**Extracted data:**
# # # # #
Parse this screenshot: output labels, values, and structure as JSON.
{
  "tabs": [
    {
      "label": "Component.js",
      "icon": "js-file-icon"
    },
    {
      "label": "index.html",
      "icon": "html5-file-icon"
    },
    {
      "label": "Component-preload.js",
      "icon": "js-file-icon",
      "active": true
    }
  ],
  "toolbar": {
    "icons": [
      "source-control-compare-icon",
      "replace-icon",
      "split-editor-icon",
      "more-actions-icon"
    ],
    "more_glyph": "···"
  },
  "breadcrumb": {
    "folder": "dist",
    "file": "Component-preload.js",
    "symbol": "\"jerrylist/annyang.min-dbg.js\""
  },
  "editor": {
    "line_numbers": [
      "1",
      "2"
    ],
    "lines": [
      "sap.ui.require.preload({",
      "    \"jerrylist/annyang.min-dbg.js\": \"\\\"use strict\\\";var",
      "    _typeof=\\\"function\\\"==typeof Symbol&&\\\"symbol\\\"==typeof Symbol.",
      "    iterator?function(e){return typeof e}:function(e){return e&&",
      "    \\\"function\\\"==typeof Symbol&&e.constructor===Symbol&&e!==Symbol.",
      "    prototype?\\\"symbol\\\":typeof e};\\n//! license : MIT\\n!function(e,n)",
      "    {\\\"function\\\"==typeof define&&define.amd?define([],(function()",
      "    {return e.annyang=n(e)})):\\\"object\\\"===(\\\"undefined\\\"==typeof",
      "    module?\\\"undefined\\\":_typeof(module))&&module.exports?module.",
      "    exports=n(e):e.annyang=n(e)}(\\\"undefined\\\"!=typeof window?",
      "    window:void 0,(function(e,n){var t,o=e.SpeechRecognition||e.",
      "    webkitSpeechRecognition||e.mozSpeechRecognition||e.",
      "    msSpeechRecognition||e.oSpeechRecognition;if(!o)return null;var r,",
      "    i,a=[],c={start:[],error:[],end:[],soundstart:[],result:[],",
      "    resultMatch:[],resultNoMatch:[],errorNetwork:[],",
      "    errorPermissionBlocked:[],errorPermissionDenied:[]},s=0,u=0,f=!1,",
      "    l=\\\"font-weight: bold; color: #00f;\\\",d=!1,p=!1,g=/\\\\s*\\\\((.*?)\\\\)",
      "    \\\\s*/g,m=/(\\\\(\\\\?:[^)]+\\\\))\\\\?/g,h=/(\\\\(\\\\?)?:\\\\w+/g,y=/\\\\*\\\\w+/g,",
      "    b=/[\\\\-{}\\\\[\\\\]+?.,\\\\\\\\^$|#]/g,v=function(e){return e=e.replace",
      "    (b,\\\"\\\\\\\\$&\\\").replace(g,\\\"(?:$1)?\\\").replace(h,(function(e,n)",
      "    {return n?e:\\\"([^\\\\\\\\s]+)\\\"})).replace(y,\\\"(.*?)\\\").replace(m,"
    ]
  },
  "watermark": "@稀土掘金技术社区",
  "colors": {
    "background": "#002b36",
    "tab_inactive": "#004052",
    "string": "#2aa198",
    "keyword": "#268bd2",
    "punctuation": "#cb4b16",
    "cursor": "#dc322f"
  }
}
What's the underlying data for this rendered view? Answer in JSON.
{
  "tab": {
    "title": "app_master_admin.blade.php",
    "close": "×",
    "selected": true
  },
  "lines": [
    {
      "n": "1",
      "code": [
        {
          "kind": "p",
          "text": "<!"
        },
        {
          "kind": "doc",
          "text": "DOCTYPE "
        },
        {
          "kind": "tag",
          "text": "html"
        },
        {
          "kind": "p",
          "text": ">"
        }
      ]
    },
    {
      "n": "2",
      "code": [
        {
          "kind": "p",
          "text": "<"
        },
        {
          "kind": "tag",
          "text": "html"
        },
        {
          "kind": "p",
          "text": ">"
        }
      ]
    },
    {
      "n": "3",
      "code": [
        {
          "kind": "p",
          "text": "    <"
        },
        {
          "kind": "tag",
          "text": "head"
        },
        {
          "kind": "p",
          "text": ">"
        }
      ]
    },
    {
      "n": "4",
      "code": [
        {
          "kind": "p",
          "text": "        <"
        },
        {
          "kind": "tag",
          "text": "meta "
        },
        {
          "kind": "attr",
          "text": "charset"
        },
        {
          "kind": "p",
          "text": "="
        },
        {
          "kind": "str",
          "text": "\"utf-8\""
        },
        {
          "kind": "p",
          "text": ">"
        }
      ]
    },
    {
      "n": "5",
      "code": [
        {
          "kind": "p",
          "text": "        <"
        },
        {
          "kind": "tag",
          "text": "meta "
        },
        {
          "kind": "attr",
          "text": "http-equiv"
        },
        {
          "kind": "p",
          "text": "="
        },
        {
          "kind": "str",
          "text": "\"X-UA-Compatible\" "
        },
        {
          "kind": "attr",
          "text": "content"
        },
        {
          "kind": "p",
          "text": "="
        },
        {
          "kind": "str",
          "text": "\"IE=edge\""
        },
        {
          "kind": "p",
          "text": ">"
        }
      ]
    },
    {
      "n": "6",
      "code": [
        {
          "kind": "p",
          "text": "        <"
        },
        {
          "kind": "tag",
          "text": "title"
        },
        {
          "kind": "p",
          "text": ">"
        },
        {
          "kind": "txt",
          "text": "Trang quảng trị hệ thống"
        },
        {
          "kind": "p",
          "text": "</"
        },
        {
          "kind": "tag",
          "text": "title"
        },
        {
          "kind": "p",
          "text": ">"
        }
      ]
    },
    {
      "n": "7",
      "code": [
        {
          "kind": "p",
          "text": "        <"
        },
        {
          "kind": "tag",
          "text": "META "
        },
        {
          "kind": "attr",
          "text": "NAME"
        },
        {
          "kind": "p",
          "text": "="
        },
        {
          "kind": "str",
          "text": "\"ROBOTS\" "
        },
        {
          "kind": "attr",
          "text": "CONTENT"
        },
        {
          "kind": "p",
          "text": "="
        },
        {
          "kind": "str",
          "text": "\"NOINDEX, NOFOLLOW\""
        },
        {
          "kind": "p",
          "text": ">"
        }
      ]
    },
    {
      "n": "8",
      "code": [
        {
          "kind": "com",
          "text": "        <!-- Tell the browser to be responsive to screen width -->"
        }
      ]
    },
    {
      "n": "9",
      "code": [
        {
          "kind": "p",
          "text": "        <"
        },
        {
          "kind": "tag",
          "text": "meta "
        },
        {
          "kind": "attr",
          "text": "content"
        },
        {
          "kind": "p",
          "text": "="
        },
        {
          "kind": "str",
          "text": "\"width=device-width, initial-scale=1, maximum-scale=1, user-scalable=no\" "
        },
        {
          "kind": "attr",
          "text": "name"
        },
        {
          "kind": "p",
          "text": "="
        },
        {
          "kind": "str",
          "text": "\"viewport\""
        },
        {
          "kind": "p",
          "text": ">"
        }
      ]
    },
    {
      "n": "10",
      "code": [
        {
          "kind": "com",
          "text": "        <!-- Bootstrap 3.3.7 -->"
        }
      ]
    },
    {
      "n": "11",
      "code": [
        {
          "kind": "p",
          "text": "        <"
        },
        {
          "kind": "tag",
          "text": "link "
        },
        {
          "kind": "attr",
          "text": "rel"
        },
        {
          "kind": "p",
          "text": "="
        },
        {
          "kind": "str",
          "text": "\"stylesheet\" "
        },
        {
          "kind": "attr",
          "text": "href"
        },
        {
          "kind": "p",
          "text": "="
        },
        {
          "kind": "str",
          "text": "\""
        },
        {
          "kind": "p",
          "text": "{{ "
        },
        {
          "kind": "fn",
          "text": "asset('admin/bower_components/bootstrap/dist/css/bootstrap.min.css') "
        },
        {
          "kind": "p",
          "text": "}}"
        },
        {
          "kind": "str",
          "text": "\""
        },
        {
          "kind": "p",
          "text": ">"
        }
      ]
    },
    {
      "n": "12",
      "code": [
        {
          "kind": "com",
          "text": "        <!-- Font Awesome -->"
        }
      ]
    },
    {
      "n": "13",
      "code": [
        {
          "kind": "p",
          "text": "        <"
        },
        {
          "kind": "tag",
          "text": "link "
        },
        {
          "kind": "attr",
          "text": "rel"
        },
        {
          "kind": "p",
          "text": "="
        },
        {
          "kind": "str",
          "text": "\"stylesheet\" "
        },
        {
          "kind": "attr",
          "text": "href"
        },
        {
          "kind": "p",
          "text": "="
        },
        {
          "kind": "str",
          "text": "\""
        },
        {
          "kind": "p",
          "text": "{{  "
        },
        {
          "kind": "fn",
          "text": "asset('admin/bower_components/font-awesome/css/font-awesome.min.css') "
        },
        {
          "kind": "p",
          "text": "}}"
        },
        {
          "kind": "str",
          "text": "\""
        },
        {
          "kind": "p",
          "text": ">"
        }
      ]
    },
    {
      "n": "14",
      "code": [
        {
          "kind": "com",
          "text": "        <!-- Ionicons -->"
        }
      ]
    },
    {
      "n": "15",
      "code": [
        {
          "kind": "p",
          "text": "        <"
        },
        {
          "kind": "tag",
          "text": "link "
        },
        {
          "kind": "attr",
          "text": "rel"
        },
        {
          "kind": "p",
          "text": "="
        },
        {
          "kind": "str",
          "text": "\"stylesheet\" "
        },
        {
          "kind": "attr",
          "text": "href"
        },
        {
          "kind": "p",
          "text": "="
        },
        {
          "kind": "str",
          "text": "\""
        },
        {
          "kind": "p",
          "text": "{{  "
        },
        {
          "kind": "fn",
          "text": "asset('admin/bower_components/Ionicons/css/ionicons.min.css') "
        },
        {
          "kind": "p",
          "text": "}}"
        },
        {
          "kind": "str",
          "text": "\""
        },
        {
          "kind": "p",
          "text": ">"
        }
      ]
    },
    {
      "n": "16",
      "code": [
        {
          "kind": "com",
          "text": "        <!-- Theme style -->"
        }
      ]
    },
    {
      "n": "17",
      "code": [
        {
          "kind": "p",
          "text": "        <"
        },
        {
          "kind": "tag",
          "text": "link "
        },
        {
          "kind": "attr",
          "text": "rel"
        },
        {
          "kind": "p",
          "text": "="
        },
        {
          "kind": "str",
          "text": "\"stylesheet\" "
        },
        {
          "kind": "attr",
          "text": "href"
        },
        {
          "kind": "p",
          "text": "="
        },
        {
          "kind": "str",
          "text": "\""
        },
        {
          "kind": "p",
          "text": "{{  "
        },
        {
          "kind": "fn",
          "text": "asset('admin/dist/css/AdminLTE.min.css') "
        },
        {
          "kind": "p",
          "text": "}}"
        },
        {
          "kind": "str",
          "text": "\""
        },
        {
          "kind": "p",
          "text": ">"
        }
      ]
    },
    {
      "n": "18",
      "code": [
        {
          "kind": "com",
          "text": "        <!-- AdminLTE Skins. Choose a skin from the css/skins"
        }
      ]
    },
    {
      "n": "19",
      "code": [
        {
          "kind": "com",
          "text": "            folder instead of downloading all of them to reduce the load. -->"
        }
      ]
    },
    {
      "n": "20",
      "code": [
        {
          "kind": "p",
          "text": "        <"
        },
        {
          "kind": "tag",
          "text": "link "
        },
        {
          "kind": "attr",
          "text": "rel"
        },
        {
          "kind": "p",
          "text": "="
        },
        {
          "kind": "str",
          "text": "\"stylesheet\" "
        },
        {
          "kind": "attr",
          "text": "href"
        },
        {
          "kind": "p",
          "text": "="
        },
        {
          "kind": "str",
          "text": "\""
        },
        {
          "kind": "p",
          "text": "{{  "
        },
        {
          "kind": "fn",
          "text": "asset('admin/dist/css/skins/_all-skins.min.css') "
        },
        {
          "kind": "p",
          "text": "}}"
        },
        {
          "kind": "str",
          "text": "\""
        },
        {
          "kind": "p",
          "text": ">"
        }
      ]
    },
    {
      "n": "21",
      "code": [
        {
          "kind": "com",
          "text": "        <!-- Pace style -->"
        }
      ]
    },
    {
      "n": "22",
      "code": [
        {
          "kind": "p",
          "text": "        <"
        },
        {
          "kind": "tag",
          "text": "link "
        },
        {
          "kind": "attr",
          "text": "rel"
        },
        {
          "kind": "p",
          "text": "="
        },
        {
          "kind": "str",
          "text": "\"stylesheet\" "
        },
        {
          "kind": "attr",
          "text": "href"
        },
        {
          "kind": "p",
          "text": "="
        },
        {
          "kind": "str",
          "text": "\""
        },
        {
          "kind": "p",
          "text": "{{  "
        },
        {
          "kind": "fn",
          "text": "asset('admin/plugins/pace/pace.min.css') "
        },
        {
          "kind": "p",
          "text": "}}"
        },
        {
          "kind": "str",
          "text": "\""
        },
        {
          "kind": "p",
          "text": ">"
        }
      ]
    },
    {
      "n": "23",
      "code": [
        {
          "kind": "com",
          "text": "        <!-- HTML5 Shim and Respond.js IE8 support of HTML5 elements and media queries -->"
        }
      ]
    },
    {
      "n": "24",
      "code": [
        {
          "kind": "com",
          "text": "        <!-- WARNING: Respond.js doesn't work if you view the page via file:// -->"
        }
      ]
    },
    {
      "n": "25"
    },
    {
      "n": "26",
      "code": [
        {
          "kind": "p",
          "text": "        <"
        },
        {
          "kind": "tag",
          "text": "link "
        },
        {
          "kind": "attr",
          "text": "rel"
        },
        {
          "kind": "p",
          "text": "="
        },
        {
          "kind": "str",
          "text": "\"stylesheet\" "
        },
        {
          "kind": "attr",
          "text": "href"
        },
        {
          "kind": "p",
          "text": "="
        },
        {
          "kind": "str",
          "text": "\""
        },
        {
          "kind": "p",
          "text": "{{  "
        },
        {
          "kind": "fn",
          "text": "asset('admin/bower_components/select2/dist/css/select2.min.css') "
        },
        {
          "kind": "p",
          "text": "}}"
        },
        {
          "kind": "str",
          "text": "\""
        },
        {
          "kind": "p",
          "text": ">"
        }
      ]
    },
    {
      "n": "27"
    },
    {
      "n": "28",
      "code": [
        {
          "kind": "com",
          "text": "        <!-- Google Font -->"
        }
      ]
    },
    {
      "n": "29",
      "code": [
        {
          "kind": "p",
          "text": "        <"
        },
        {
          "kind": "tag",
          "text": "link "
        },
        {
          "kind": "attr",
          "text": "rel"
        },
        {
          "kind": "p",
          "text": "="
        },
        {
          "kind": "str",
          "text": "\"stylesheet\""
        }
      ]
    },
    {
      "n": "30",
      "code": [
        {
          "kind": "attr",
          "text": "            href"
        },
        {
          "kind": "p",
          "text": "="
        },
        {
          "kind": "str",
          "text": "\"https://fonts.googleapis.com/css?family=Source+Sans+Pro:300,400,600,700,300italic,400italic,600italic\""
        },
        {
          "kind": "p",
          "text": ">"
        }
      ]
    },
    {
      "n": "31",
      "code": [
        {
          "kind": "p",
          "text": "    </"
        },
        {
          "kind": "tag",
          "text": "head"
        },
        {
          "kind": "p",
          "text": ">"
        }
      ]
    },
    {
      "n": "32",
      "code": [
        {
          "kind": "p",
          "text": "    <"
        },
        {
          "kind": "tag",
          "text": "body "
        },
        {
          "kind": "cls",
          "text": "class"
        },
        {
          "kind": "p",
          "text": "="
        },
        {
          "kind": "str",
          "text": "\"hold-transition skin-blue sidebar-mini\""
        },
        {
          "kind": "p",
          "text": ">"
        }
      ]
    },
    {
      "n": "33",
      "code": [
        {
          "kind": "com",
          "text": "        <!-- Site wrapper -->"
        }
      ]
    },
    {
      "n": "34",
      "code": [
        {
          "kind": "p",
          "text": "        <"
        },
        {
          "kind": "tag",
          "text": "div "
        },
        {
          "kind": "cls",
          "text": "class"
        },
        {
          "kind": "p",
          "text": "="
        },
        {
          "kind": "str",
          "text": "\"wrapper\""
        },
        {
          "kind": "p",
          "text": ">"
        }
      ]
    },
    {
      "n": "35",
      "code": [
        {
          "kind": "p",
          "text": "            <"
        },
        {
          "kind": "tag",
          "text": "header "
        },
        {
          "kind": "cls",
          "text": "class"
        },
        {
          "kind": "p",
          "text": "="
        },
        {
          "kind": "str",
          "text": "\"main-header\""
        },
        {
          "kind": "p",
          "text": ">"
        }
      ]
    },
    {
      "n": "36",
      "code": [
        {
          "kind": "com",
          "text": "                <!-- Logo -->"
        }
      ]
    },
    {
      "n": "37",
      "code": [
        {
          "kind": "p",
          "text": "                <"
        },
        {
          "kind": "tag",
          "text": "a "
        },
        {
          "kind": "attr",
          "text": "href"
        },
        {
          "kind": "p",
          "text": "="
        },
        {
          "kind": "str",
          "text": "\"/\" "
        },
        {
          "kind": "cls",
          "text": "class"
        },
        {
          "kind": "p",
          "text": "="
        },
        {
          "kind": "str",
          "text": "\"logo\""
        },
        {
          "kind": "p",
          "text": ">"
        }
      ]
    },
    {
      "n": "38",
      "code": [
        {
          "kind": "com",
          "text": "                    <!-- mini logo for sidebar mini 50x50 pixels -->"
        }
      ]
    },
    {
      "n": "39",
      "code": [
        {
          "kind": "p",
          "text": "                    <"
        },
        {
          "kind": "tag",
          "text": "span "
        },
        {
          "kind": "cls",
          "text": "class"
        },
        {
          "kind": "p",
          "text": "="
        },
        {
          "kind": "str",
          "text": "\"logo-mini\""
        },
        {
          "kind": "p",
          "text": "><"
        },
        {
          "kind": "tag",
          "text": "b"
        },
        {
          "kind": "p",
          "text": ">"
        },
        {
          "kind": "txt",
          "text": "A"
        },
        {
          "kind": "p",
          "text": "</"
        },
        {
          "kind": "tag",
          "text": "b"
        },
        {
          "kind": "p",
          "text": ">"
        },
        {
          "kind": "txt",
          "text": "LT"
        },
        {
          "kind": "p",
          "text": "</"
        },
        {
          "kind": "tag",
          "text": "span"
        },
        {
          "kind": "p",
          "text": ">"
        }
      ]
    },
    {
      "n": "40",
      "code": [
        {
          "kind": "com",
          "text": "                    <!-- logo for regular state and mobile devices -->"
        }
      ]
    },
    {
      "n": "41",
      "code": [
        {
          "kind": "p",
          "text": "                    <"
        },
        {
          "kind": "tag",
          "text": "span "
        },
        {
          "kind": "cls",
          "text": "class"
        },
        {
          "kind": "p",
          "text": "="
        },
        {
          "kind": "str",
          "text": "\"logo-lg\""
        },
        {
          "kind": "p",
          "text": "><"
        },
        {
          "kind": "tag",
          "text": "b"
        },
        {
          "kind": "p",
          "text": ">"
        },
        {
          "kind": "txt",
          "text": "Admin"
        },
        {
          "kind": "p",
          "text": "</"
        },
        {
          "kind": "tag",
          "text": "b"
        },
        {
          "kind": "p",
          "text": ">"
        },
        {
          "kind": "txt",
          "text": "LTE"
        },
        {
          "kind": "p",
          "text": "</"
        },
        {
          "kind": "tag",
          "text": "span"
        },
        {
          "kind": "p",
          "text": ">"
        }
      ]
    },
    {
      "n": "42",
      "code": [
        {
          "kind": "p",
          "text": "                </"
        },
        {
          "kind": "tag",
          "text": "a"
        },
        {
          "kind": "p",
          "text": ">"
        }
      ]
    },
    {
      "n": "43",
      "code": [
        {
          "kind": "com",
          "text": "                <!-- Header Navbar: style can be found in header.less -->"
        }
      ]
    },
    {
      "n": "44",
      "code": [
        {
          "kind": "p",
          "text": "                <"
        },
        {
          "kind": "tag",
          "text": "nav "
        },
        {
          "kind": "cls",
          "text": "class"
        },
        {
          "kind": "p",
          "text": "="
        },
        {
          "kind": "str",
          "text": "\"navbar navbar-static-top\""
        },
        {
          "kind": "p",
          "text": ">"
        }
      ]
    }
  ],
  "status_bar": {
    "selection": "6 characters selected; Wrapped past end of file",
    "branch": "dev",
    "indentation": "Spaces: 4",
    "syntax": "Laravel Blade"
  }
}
# # # # #
Go through the material line by line. Show each line that contains the string "Respond".

          "text": "        <!-- HTML5 Shim and Respond.js IE8 support of HTML5 elements and media queries -->"
          "text": "        <!-- WARNING: Respond.js doesn't work if you view the page via file:// -->"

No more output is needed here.